What you need to do -
Note each line where "βιβλίο" appears, and copy it.

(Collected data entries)
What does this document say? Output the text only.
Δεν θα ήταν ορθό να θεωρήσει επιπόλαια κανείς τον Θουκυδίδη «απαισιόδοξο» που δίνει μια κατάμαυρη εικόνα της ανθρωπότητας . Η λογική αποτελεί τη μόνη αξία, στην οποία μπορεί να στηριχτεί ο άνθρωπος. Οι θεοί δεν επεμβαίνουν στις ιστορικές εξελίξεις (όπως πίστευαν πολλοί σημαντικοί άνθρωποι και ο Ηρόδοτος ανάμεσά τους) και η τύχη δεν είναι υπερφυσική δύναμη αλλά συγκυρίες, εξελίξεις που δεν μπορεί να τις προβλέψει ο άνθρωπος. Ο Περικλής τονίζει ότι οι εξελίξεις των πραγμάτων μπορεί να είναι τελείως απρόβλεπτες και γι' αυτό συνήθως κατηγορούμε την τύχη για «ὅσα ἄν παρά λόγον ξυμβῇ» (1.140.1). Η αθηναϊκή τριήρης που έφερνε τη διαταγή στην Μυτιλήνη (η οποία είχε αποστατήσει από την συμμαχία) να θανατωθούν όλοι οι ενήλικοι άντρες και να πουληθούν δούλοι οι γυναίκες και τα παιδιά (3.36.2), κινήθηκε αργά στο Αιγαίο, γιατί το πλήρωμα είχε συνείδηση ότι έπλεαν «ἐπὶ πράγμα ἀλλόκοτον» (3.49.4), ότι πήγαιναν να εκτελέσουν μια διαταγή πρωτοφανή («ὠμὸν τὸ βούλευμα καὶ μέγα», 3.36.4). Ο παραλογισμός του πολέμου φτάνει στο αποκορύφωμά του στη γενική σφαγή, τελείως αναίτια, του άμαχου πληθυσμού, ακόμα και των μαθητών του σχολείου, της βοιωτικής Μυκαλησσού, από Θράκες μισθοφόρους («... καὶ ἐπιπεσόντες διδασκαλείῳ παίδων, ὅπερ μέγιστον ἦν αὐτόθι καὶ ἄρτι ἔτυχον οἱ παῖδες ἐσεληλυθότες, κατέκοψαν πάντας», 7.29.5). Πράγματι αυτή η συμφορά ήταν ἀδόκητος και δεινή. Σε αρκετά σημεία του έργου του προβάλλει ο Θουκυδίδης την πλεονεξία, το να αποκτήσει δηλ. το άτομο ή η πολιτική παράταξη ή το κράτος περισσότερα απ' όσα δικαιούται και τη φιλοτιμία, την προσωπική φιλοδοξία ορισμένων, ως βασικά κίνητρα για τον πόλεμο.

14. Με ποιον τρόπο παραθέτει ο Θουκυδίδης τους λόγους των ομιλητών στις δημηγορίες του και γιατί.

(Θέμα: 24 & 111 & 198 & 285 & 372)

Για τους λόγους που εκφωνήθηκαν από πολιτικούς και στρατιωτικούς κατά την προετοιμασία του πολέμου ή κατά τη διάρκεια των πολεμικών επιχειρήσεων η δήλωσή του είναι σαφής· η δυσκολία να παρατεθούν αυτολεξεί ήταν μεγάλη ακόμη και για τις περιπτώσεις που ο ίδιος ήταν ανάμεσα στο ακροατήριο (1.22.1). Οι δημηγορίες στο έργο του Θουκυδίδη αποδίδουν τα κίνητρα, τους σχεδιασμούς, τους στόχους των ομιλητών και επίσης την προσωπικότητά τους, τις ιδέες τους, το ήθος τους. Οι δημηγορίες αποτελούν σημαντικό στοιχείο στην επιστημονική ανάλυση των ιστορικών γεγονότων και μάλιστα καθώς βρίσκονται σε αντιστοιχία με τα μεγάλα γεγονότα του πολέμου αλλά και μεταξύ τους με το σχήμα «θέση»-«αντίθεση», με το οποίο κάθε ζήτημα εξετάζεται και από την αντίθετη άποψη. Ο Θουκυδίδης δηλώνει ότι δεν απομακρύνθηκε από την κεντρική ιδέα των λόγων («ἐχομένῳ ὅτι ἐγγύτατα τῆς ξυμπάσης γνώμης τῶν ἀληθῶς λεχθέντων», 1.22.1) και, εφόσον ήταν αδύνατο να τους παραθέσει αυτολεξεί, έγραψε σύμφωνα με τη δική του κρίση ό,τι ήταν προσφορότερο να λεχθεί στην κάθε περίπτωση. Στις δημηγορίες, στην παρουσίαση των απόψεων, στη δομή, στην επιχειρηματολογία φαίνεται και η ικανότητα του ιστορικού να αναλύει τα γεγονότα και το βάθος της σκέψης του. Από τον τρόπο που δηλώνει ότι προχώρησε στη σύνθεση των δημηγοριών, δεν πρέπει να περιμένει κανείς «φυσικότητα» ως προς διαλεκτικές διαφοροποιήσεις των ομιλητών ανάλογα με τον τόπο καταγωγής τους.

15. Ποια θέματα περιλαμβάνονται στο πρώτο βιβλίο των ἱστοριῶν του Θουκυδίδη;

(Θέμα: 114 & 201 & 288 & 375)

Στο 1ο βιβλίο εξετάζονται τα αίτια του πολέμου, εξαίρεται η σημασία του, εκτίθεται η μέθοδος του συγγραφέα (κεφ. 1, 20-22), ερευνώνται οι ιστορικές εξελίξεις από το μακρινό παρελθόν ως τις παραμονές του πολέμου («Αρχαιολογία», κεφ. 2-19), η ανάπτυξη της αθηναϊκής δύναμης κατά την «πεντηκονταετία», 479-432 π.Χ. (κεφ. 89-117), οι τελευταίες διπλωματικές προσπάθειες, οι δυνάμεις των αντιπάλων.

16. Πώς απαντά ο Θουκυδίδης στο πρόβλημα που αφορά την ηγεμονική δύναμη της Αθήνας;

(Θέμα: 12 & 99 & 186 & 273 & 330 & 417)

Answer for this exercise -
15. Ποια θέματα περιλαμβάνονται στο πρώτο βιβλίο των ἱστοριῶν του Θουκυδίδη;
Στο 1ο βιβλίο εξετάζονται τα αίτια του πολέμου, εξαίρεται η σημασία του, εκτίθεται η μέθοδος του συγγραφέα (κεφ. 1, 20-22), ερευνώνται οι ιστορικές εξελίξεις από το μακρινό παρελθόν ως τις παραμονές του πολέμου («Αρχαιολογία», κεφ. 2-19), η ανάπτυξη της αθηναϊκής δύναμης κατά την «πεντηκονταετία», 479-432 π.Χ. (κεφ. 89-117), οι τελευταίες διπλωματικές προσπάθειες, οι δυνάμεις των αντιπάλων.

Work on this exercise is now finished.